=== Data for the task ===
———

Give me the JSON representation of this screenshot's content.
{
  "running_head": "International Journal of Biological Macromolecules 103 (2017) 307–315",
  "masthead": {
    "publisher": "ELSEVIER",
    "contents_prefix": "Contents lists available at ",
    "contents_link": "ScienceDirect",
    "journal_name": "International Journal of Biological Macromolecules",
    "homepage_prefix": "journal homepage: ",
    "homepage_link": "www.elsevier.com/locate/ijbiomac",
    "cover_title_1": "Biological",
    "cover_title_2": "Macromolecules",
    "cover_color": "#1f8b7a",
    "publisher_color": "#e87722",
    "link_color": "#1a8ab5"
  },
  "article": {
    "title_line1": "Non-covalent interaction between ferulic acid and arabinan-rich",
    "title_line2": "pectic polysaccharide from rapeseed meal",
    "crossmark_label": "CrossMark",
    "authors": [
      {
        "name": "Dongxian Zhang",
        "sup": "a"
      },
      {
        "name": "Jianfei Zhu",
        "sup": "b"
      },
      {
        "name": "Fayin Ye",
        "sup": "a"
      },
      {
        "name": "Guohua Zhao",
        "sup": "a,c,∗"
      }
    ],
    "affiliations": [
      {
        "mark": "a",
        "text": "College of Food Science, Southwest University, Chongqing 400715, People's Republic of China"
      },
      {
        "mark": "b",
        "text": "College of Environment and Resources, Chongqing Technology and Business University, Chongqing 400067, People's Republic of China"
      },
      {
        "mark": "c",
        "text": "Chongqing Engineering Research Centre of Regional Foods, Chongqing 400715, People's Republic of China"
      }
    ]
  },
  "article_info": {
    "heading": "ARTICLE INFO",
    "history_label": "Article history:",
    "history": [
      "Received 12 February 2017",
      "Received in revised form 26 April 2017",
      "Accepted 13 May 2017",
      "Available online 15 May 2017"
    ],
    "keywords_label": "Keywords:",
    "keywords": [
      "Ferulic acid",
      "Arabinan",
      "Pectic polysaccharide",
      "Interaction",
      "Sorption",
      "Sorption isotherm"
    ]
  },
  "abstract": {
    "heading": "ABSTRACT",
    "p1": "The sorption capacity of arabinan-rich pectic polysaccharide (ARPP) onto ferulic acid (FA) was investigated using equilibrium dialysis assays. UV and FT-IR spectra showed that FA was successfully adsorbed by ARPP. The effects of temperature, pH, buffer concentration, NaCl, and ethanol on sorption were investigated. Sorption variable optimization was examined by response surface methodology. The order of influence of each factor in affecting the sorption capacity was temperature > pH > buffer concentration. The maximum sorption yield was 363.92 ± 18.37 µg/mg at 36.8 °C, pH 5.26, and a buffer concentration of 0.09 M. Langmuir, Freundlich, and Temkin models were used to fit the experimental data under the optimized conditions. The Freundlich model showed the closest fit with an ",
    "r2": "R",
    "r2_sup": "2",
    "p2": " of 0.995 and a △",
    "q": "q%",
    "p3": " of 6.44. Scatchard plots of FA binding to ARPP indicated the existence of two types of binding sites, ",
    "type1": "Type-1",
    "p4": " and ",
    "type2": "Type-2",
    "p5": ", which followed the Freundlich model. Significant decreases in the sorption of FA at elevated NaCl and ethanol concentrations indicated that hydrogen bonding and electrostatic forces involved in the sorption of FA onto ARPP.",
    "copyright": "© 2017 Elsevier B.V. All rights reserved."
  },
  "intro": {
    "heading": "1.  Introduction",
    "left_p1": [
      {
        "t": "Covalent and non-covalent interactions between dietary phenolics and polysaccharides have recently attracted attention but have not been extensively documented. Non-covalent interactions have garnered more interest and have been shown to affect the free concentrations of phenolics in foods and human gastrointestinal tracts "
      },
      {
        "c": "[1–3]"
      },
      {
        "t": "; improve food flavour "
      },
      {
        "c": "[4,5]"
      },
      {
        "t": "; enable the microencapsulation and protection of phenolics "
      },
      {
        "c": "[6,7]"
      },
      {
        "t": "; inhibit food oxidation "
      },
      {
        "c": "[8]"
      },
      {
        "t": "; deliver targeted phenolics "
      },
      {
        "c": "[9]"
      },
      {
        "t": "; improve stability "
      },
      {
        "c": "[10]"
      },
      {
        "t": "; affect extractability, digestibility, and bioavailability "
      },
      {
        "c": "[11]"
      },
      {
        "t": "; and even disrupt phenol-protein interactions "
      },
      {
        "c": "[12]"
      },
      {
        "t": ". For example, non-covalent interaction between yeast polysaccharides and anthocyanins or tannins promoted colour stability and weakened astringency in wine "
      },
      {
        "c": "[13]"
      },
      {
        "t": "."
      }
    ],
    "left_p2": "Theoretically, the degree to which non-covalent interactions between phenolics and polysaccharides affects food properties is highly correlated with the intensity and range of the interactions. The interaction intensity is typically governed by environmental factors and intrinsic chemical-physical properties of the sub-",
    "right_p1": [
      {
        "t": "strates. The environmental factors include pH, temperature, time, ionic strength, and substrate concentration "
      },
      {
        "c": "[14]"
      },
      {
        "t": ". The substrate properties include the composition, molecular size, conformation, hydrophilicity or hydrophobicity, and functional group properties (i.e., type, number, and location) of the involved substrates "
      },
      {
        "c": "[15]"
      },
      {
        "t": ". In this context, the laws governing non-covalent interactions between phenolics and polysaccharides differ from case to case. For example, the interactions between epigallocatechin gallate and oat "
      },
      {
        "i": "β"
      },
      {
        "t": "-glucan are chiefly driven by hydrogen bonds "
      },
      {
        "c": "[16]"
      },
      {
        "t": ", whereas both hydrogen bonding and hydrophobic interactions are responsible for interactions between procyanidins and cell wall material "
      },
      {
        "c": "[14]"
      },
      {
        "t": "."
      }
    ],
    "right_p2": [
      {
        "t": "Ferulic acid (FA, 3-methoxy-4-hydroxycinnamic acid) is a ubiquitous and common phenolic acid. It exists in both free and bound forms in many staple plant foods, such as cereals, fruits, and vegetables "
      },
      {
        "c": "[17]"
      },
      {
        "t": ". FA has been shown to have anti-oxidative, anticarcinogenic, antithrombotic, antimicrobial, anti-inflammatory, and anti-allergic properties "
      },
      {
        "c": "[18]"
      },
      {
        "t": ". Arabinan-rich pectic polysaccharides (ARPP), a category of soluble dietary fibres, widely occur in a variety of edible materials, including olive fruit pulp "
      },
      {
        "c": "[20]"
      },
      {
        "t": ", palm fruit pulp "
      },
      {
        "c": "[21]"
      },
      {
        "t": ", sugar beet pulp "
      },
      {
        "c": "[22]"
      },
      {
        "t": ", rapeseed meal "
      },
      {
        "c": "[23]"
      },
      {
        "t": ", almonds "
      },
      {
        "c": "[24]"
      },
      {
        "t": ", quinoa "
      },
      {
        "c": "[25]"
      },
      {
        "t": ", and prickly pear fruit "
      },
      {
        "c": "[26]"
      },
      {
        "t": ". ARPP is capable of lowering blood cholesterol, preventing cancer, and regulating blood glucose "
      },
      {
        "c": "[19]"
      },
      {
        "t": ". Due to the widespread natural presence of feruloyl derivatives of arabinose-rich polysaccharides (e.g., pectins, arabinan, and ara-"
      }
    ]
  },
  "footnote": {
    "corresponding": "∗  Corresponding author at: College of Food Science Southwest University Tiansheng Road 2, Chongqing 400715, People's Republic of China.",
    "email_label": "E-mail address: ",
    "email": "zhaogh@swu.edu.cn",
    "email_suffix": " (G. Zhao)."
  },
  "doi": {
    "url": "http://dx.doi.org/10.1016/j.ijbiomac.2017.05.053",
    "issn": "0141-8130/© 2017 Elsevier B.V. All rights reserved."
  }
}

———

=== Work order ===
After reading the data above, print it all again exactly.

=== Response to the task ===
Give me the JSON representation of this screenshot's content.
{
  "running_head": "International Journal of Biological Macromolecules 103 (2017) 307–315",
  "masthead": {
    "publisher": "ELSEVIER",
    "contents_prefix": "Contents lists available at ",
    "contents_link": "ScienceDirect",
    "journal_name": "International Journal of Biological Macromolecules",
    "homepage_prefix": "journal homepage: ",
    "homepage_link": "www.elsevier.com/locate/ijbiomac",
    "cover_title_1": "Biological",
    "cover_title_2": "Macromolecules",
    "cover_color": "#1f8b7a",
    "publisher_color": "#e87722",
    "link_color": "#1a8ab5"
  },
  "article": {
    "title_line1": "Non-covalent interaction between ferulic acid and arabinan-rich",
    "title_line2": "pectic polysaccharide from rapeseed meal",
    "crossmark_label": "CrossMark",
    "authors": [
      {
        "name": "Dongxian Zhang",
        "sup": "a"
      },
      {
        "name": "Jianfei Zhu",
        "sup": "b"
      },
      {
        "name": "Fayin Ye",
        "sup": "a"
      },
      {
        "name": "Guohua Zhao",
        "sup": "a,c,∗"
      }
    ],
    "affiliations": [
      {
        "mark": "a",
        "text": "College of Food Science, Southwest University, Chongqing 400715, People's Republic of China"
      },
      {
        "mark": "b",
        "text": "College of Environment and Resources, Chongqing Technology and Business University, Chongqing 400067, People's Republic of China"
      },
      {
        "mark": "c",
        "text": "Chongqing Engineering Research Centre of Regional Foods, Chongqing 400715, People's Republic of China"
      }
    ]
  },
  "article_info": {
    "heading": "ARTICLE INFO",
    "history_label": "Article history:",
    "history": [
      "Received 12 February 2017",
      "Received in revised form 26 April 2017",
      "Accepted 13 May 2017",
      "Available online 15 May 2017"
    ],
    "keywords_label": "Keywords:",
    "keywords": [
      "Ferulic acid",
      "Arabinan",
      "Pectic polysaccharide",
      "Interaction",
      "Sorption",
      "Sorption isotherm"
    ]
  },
  "abstract": {
    "heading": "ABSTRACT",
    "p1": "The sorption capacity of arabinan-rich pectic polysaccharide (ARPP) onto ferulic acid (FA) was investigated using equilibrium dialysis assays. UV and FT-IR spectra showed that FA was successfully adsorbed by ARPP. The effects of temperature, pH, buffer concentration, NaCl, and ethanol on sorption were investigated. Sorption variable optimization was examined by response surface methodology. The order of influence of each factor in affecting the sorption capacity was temperature > pH > buffer concentration. The maximum sorption yield was 363.92 ± 18.37 µg/mg at 36.8 °C, pH 5.26, and a buffer concentration of 0.09 M. Langmuir, Freundlich, and Temkin models were used to fit the experimental data under the optimized conditions. The Freundlich model showed the closest fit with an ",
    "r2": "R",
    "r2_sup": "2",
    "p2": " of 0.995 and a △",
    "q": "q%",
    "p3": " of 6.44. Scatchard plots of FA binding to ARPP indicated the existence of two types of binding sites, ",
    "type1": "Type-1",
    "p4": " and ",
    "type2": "Type-2",
    "p5": ", which followed the Freundlich model. Significant decreases in the sorption of FA at elevated NaCl and ethanol concentrations indicated that hydrogen bonding and electrostatic forces involved in the sorption of FA onto ARPP.",
    "copyright": "© 2017 Elsevier B.V. All rights reserved."
  },
  "intro": {
    "heading": "1.  Introduction",
    "left_p1": [
      {
        "t": "Covalent and non-covalent interactions between dietary phenolics and polysaccharides have recently attracted attention but have not been extensively documented. Non-covalent interactions have garnered more interest and have been shown to affect the free concentrations of phenolics in foods and human gastrointestinal tracts "
      },
      {
        "c": "[1–3]"
      },
      {
        "t": "; improve food flavour "
      },
      {
        "c": "[4,5]"
      },
      {
        "t": "; enable the microencapsulation and protection of phenolics "
      },
      {
        "c": "[6,7]"
      },
      {
        "t": "; inhibit food oxidation "
      },
      {
        "c": "[8]"
      },
      {
        "t": "; deliver targeted phenolics "
      },
      {
        "c": "[9]"
      },
      {
        "t": "; improve stability "
      },
      {
        "c": "[10]"
      },
      {
        "t": "; affect extractability, digestibility, and bioavailability "
      },
      {
        "c": "[11]"
      },
      {
        "t": "; and even disrupt phenol-protein interactions "
      },
      {
        "c": "[12]"
      },
      {
        "t": ". For example, non-covalent interaction between yeast polysaccharides and anthocyanins or tannins promoted colour stability and weakened astringency in wine "
      },
      {
        "c": "[13]"
      },
      {
        "t": "."
      }
    ],
    "left_p2": "Theoretically, the degree to which non-covalent interactions between phenolics and polysaccharides affects food properties is highly correlated with the intensity and range of the interactions. The interaction intensity is typically governed by environmental factors and intrinsic chemical-physical properties of the sub-",
    "right_p1": [
      {
        "t": "strates. The environmental factors include pH, temperature, time, ionic strength, and substrate concentration "
      },
      {
        "c": "[14]"
      },
      {
        "t": ". The substrate properties include the composition, molecular size, conformation, hydrophilicity or hydrophobicity, and functional group properties (i.e., type, number, and location) of the involved substrates "
      },
      {
        "c": "[15]"
      },
      {
        "t": ". In this context, the laws governing non-covalent interactions between phenolics and polysaccharides differ from case to case. For example, the interactions between epigallocatechin gallate and oat "
      },
      {
        "i": "β"
      },
      {
        "t": "-glucan are chiefly driven by hydrogen bonds "
      },
      {
        "c": "[16]"
      },
      {
        "t": ", whereas both hydrogen bonding and hydrophobic interactions are responsible for interactions between procyanidins and cell wall material "
      },
      {
        "c": "[14]"
      },
      {
        "t": "."
      }
    ],
    "right_p2": [
      {
        "t": "Ferulic acid (FA, 3-methoxy-4-hydroxycinnamic acid) is a ubiquitous and common phenolic acid. It exists in both free and bound forms in many staple plant foods, such as cereals, fruits, and vegetables "
      },
      {
        "c": "[17]"
      },
      {
        "t": ". FA has been shown to have anti-oxidative, anticarcinogenic, antithrombotic, antimicrobial, anti-inflammatory, and anti-allergic properties "
      },
      {
        "c": "[18]"
      },
      {
        "t": ". Arabinan-rich pectic polysaccharides (ARPP), a category of soluble dietary fibres, widely occur in a variety of edible materials, including olive fruit pulp "
      },
      {
        "c": "[20]"
      },
      {
        "t": ", palm fruit pulp "
      },
      {
        "c": "[21]"
      },
      {
        "t": ", sugar beet pulp "
      },
      {
        "c": "[22]"
      },
      {
        "t": ", rapeseed meal "
      },
      {
        "c": "[23]"
      },
      {
        "t": ", almonds "
      },
      {
        "c": "[24]"
      },
      {
        "t": ", quinoa "
      },
      {
        "c": "[25]"
      },
      {
        "t": ", and prickly pear fruit "
      },
      {
        "c": "[26]"
      },
      {
        "t": ". ARPP is capable of lowering blood cholesterol, preventing cancer, and regulating blood glucose "
      },
      {
        "c": "[19]"
      },
      {
        "t": ". Due to the widespread natural presence of feruloyl derivatives of arabinose-rich polysaccharides (e.g., pectins, arabinan, and ara-"
      }
    ]
  },
  "footnote": {
    "corresponding": "∗  Corresponding author at: College of Food Science Southwest University Tiansheng Road 2, Chongqing 400715, People's Republic of China.",
    "email_label": "E-mail address: ",
    "email": "zhaogh@swu.edu.cn",
    "email_suffix": " (G. Zhao)."
  },
  "doi": {
    "url": "http://dx.doi.org/10.1016/j.ijbiomac.2017.05.053",
    "issn": "0141-8130/© 2017 Elsevier B.V. All rights reserved."
  }
}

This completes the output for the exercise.